Write every entry out again exactly, please, and skip the pictures.

_Supplied records_:
++++++++++++++++++++

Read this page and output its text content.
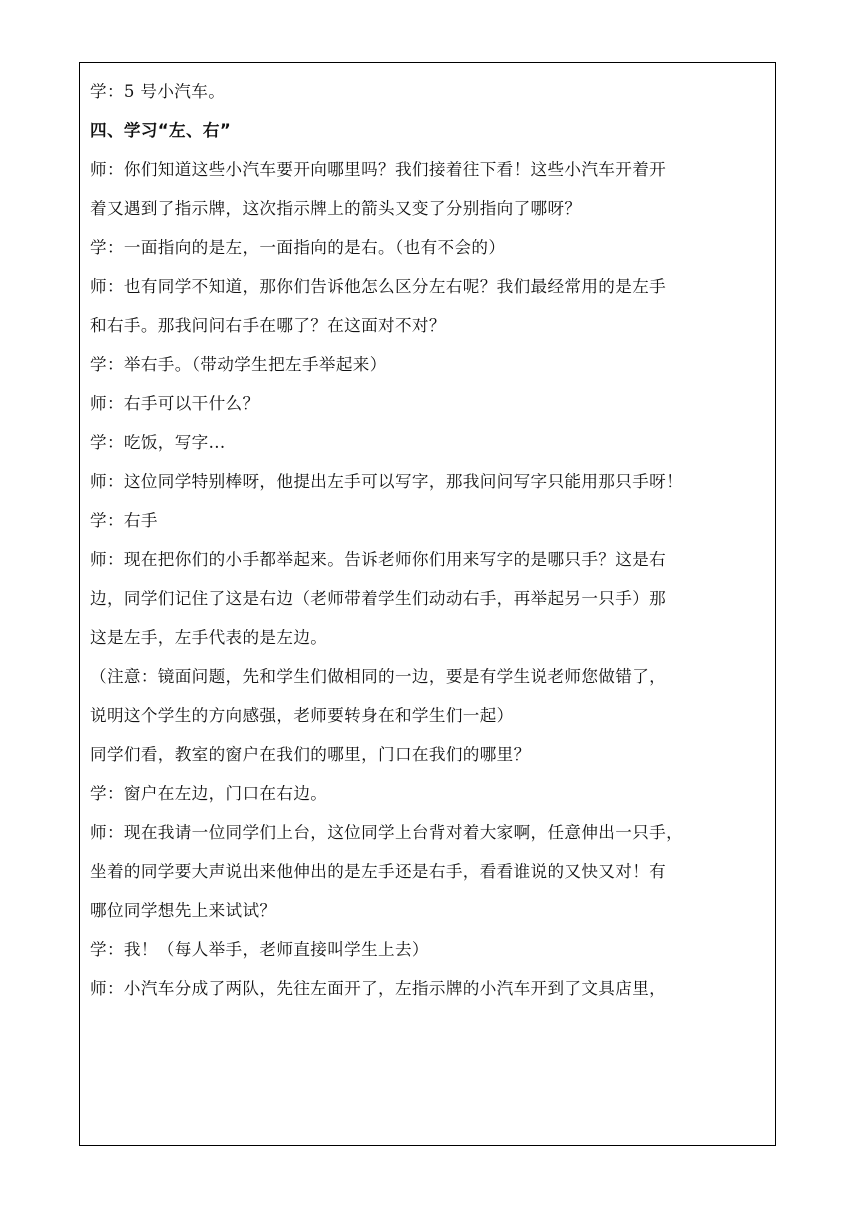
学：5 号小汽车。
四、学习“左、右”
师：你们知道这些小汽车要开向哪里吗？我们接着往下看！这些小汽车开着开
着又遇到了指示牌，这次指示牌上的箭头又变了分别指向了哪呀？
学：一面指向的是左，一面指向的是右。（也有不会的）
师：也有同学不知道，那你们告诉他怎么区分左右呢？我们最经常用的是左手
和右手。那我问问右手在哪了？在这面对不对？
学：举右手。（带动学生把左手举起来）
师：右手可以干什么？
学：吃饭，写字...
师：这位同学特别棒呀，他提出左手可以写字，那我问问写字只能用那只手呀！
学：右手
师：现在把你们的小手都举起来。告诉老师你们用来写字的是哪只手？这是右
边，同学们记住了这是右边（老师带着学生们动动右手，再举起另一只手）那
这是左手，左手代表的是左边。
（注意：镜面问题，先和学生们做相同的一边，要是有学生说老师您做错了，
说明这个学生的方向感强，老师要转身在和学生们一起）
同学们看，教室的窗户在我们的哪里，门口在我们的哪里？
学：窗户在左边，门口在右边。
师：现在我请一位同学们上台，这位同学上台背对着大家啊，任意伸出一只手，
坐着的同学要大声说出来他伸出的是左手还是右手，看看谁说的又快又对！有
哪位同学想先上来试试？
学：我！（每人举手，老师直接叫学生上去）
师：小汽车分成了两队，先往左面开了，左指示牌的小汽车开到了文具店里，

++++++++++++++++++++

_In response_:
Read this page and output its text content.
学：5 号小汽车。
四、学习“左、右”
师：你们知道这些小汽车要开向哪里吗？我们接着往下看！这些小汽车开着开
着又遇到了指示牌，这次指示牌上的箭头又变了分别指向了哪呀？
学：一面指向的是左，一面指向的是右。（也有不会的）
师：也有同学不知道，那你们告诉他怎么区分左右呢？我们最经常用的是左手
和右手。那我问问右手在哪了？在这面对不对？
学：举右手。（带动学生把左手举起来）
师：右手可以干什么？
学：吃饭，写字...
师：这位同学特别棒呀，他提出左手可以写字，那我问问写字只能用那只手呀！
学：右手
师：现在把你们的小手都举起来。告诉老师你们用来写字的是哪只手？这是右
边，同学们记住了这是右边（老师带着学生们动动右手，再举起另一只手）那
这是左手，左手代表的是左边。
（注意：镜面问题，先和学生们做相同的一边，要是有学生说老师您做错了，
说明这个学生的方向感强，老师要转身在和学生们一起）
同学们看，教室的窗户在我们的哪里，门口在我们的哪里？
学：窗户在左边，门口在右边。
师：现在我请一位同学们上台，这位同学上台背对着大家啊，任意伸出一只手，
坐着的同学要大声说出来他伸出的是左手还是右手，看看谁说的又快又对！有
哪位同学想先上来试试？
学：我！（每人举手，老师直接叫学生上去）
师：小汽车分成了两队，先往左面开了，左指示牌的小汽车开到了文具店里，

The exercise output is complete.